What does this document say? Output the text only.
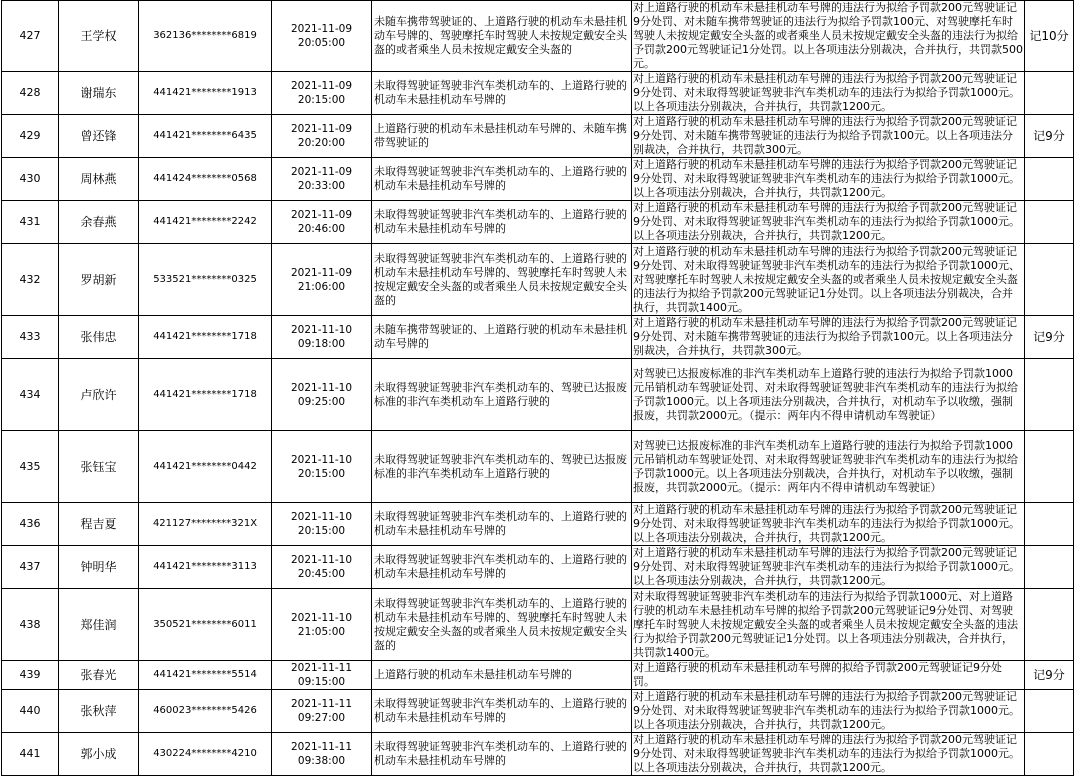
427	王学权	362136********6819	2021-11-09
20:05:00	未随车携带驾驶证的、上道路行驶的机动车未悬挂机动车号牌的、驾驶摩托车时驾驶人未按规定戴安全头盔的或者乘坐人员未按规定戴安全头盔的	对上道路行驶的机动车未悬挂机动车号牌的违法行为拟给予罚款200元驾驶证记9分处罚、对未随车携带驾驶证的违法行为拟给予罚款100元、对驾驶摩托车时驾驶人未按规定戴安全头盔的或者乘坐人员未按规定戴安全头盔的违法行为拟给予罚款200元驾驶证记1分处罚。以上各项违法分别裁决，合并执行，共罚款500元。	记10分
428	谢瑞东	441421********1913	2021-11-09
20:15:00	未取得驾驶证驾驶非汽车类机动车的、上道路行驶的机动车未悬挂机动车号牌的	对上道路行驶的机动车未悬挂机动车号牌的违法行为拟给予罚款200元驾驶证记9分处罚、对未取得驾驶证驾驶非汽车类机动车的违法行为拟给予罚款1000元。以上各项违法分别裁决，合并执行，共罚款1200元。	
429	曾还锋	441421********6435	2021-11-09
20:20:00	上道路行驶的机动车未悬挂机动车号牌的、未随车携带驾驶证的	对上道路行驶的机动车未悬挂机动车号牌的违法行为拟给予罚款200元驾驶证记9分处罚、对未随车携带驾驶证的违法行为拟给予罚款100元。以上各项违法分别裁决，合并执行，共罚款300元。	记9分
430	周林燕	441424********0568	2021-11-09
20:33:00	未取得驾驶证驾驶非汽车类机动车的、上道路行驶的机动车未悬挂机动车号牌的	对上道路行驶的机动车未悬挂机动车号牌的违法行为拟给予罚款200元驾驶证记9分处罚、对未取得驾驶证驾驶非汽车类机动车的违法行为拟给予罚款1000元。以上各项违法分别裁决，合并执行，共罚款1200元。	
431	余春燕	441421********2242	2021-11-09
20:46:00	未取得驾驶证驾驶非汽车类机动车的、上道路行驶的机动车未悬挂机动车号牌的	对上道路行驶的机动车未悬挂机动车号牌的违法行为拟给予罚款200元驾驶证记9分处罚、对未取得驾驶证驾驶非汽车类机动车的违法行为拟给予罚款1000元。以上各项违法分别裁决，合并执行，共罚款1200元。	
432	罗胡新	533521********0325	2021-11-09
21:06:00	未取得驾驶证驾驶非汽车类机动车的、上道路行驶的机动车未悬挂机动车号牌的、驾驶摩托车时驾驶人未按规定戴安全头盔的或者乘坐人员未按规定戴安全头盔的	对上道路行驶的机动车未悬挂机动车号牌的违法行为拟给予罚款200元驾驶证记9分处罚、对未取得驾驶证驾驶非汽车类机动车的违法行为拟给予罚款1000元、对驾驶摩托车时驾驶人未按规定戴安全头盔的或者乘坐人员未按规定戴安全头盔的违法行为拟给予罚款200元驾驶证记1分处罚。以上各项违法分别裁决，合并执行，共罚款1400元。	
433	张伟忠	441421********1718	2021-11-10
09:18:00	未随车携带驾驶证的、上道路行驶的机动车未悬挂机动车号牌的	对上道路行驶的机动车未悬挂机动车号牌的违法行为拟给予罚款200元驾驶证记9分处罚、对未随车携带驾驶证的违法行为拟给予罚款100元。以上各项违法分别裁决，合并执行，共罚款300元。	记9分
434	卢欣许	441421********1718	2021-11-10
09:25:00	未取得驾驶证驾驶非汽车类机动车的、驾驶已达报废标准的非汽车类机动车上道路行驶的	对驾驶已达报废标准的非汽车类机动车上道路行驶的违法行为拟给予罚款1000元吊销机动车驾驶证处罚、对未取得驾驶证驾驶非汽车类机动车的违法行为拟给予罚款1000元。以上各项违法分别裁决，合并执行，对机动车予以收缴，强制报废，共罚款2000元。（提示：两年内不得申请机动车驾驶证）	
435	张钰宝	441421********0442	2021-11-10
20:15:00	未取得驾驶证驾驶非汽车类机动车的、驾驶已达报废标准的非汽车类机动车上道路行驶的	对驾驶已达报废标准的非汽车类机动车上道路行驶的违法行为拟给予罚款1000元吊销机动车驾驶证处罚、对未取得驾驶证驾驶非汽车类机动车的违法行为拟给予罚款1000元。以上各项违法分别裁决，合并执行，对机动车予以收缴，强制报废，共罚款2000元。（提示：两年内不得申请机动车驾驶证）	
436	程吉夏	421127********321X	2021-11-10
20:15:00	未取得驾驶证驾驶非汽车类机动车的、上道路行驶的机动车未悬挂机动车号牌的	对上道路行驶的机动车未悬挂机动车号牌的违法行为拟给予罚款200元驾驶证记9分处罚、对未取得驾驶证驾驶非汽车类机动车的违法行为拟给予罚款1000元。以上各项违法分别裁决，合并执行，共罚款1200元。	
437	钟明华	441421********3113	2021-11-10
20:45:00	未取得驾驶证驾驶非汽车类机动车的、上道路行驶的机动车未悬挂机动车号牌的	对上道路行驶的机动车未悬挂机动车号牌的违法行为拟给予罚款200元驾驶证记9分处罚、对未取得驾驶证驾驶非汽车类机动车的违法行为拟给予罚款1000元。以上各项违法分别裁决，合并执行，共罚款1200元。	
438	郑佳润	350521********6011	2021-11-10
21:05:00	未取得驾驶证驾驶非汽车类机动车的、上道路行驶的机动车未悬挂机动车号牌的、驾驶摩托车时驾驶人未按规定戴安全头盔的或者乘坐人员未按规定戴安全头盔的	对未取得驾驶证驾驶非汽车类机动车的违法行为拟给予罚款1000元、对上道路行驶的机动车未悬挂机动车号牌的拟给予罚款200元驾驶证记9分处罚、对驾驶摩托车时驾驶人未按规定戴安全头盔的或者乘坐人员未按规定戴安全头盔的违法行为拟给予罚款200元驾驶证记1分处罚。以上各项违法分别裁决，合并执行，共罚款1400元。	
439	张春光	441421********5514	2021-11-11
09:15:00	上道路行驶的机动车未悬挂机动车号牌的	对上道路行驶的机动车未悬挂机动车号牌的拟给予罚款200元驾驶证记9分处罚。	记9分
440	张秋萍	460023********5426	2021-11-11
09:27:00	未取得驾驶证驾驶非汽车类机动车的、上道路行驶的机动车未悬挂机动车号牌的	对上道路行驶的机动车未悬挂机动车号牌的违法行为拟给予罚款200元驾驶证记9分处罚、对未取得驾驶证驾驶非汽车类机动车的违法行为拟给予罚款1000元。以上各项违法分别裁决，合并执行，共罚款1200元。	
441	郭小成	430224********4210	2021-11-11
09:38:00	未取得驾驶证驾驶非汽车类机动车的、上道路行驶的机动车未悬挂机动车号牌的	对上道路行驶的机动车未悬挂机动车号牌的违法行为拟给予罚款200元驾驶证记9分处罚、对未取得驾驶证驾驶非汽车类机动车的违法行为拟给予罚款1000元。以上各项违法分别裁决，合并执行，共罚款1200元。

● **What to do**: Lines of the material that contain the word "对机动车予以收缴" are to be gathered.

● **Correct answer**:
09:25:00	未取得驾驶证驾驶非汽车类机动车的、驾驶已达报废标准的非汽车类机动车上道路行驶的	对驾驶已达报废标准的非汽车类机动车上道路行驶的违法行为拟给予罚款1000元吊销机动车驾驶证处罚、对未取得驾驶证驾驶非汽车类机动车的违法行为拟给予罚款1000元。以上各项违法分别裁决，合并执行，对机动车予以收缴，强制报废，共罚款2000元。（提示：两年内不得申请机动车驾驶证）	
20:15:00	未取得驾驶证驾驶非汽车类机动车的、驾驶已达报废标准的非汽车类机动车上道路行驶的	对驾驶已达报废标准的非汽车类机动车上道路行驶的违法行为拟给予罚款1000元吊销机动车驾驶证处罚、对未取得驾驶证驾驶非汽车类机动车的违法行为拟给予罚款1000元。以上各项违法分别裁决，合并执行，对机动车予以收缴，强制报废，共罚款2000元。（提示：两年内不得申请机动车驾驶证）	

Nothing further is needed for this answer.